TASK DESCRIPTION: Exclude the pictures and retype the entries as written.

INFORMATION GIVEN:
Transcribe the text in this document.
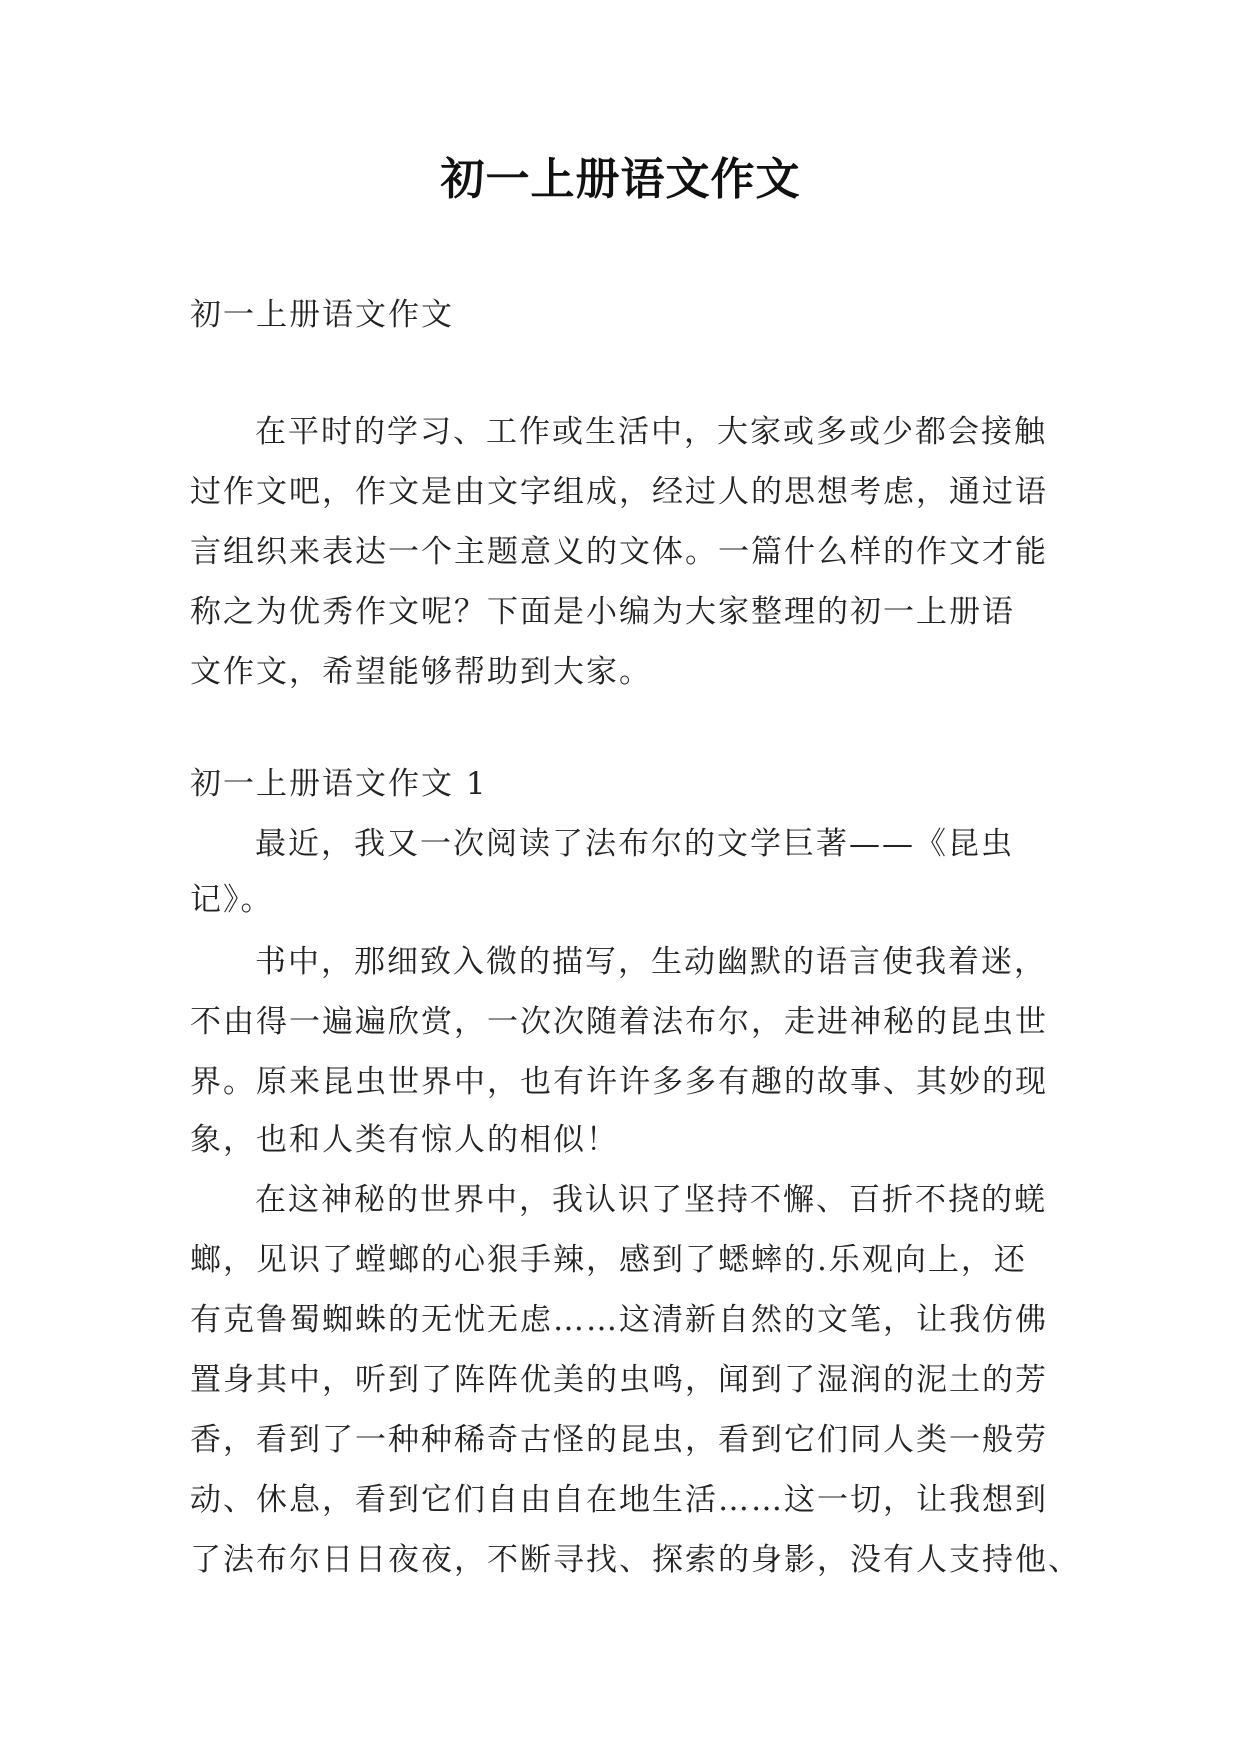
初一上册语文作文
初一上册语文作文
在平时的学习、工作或生活中，大家或多或少都会接触
过作文吧，作文是由文字组成，经过人的思想考虑，通过语
言组织来表达一个主题意义的文体。一篇什么样的作文才能
称之为优秀作文呢？下面是小编为大家整理的初一上册语
文作文，希望能够帮助到大家。
初一上册语文作文 1
最近，我又一次阅读了法布尔的文学巨著——《昆虫
记》。
书中，那细致入微的描写，生动幽默的语言使我着迷，
不由得一遍遍欣赏，一次次随着法布尔，走进神秘的昆虫世
界。原来昆虫世界中，也有许许多多有趣的故事、其妙的现
象，也和人类有惊人的相似！
在这神秘的世界中，我认识了坚持不懈、百折不挠的蜣
螂，见识了螳螂的心狠手辣，感到了蟋蟀的.乐观向上，还
有克鲁蜀蜘蛛的无忧无虑……这清新自然的文笔，让我仿佛
置身其中，听到了阵阵优美的虫鸣，闻到了湿润的泥土的芳
香，看到了一种种稀奇古怪的昆虫，看到它们同人类一般劳
动、休息，看到它们自由自在地生活……这一切，让我想到
了法布尔日日夜夜，不断寻找、探索的身影，没有人支持他、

FULL SOLUTION:
Transcribe the text in this document.
初一上册语文作文
初一上册语文作文
在平时的学习、工作或生活中，大家或多或少都会接触
过作文吧，作文是由文字组成，经过人的思想考虑，通过语
言组织来表达一个主题意义的文体。一篇什么样的作文才能
称之为优秀作文呢？下面是小编为大家整理的初一上册语
文作文，希望能够帮助到大家。
初一上册语文作文 1
最近，我又一次阅读了法布尔的文学巨著——《昆虫
记》。
书中，那细致入微的描写，生动幽默的语言使我着迷，
不由得一遍遍欣赏，一次次随着法布尔，走进神秘的昆虫世
界。原来昆虫世界中，也有许许多多有趣的故事、其妙的现
象，也和人类有惊人的相似！
在这神秘的世界中，我认识了坚持不懈、百折不挠的蜣
螂，见识了螳螂的心狠手辣，感到了蟋蟀的.乐观向上，还
有克鲁蜀蜘蛛的无忧无虑……这清新自然的文笔，让我仿佛
置身其中，听到了阵阵优美的虫鸣，闻到了湿润的泥土的芳
香，看到了一种种稀奇古怪的昆虫，看到它们同人类一般劳
动、休息，看到它们自由自在地生活……这一切，让我想到
了法布尔日日夜夜，不断寻找、探索的身影，没有人支持他、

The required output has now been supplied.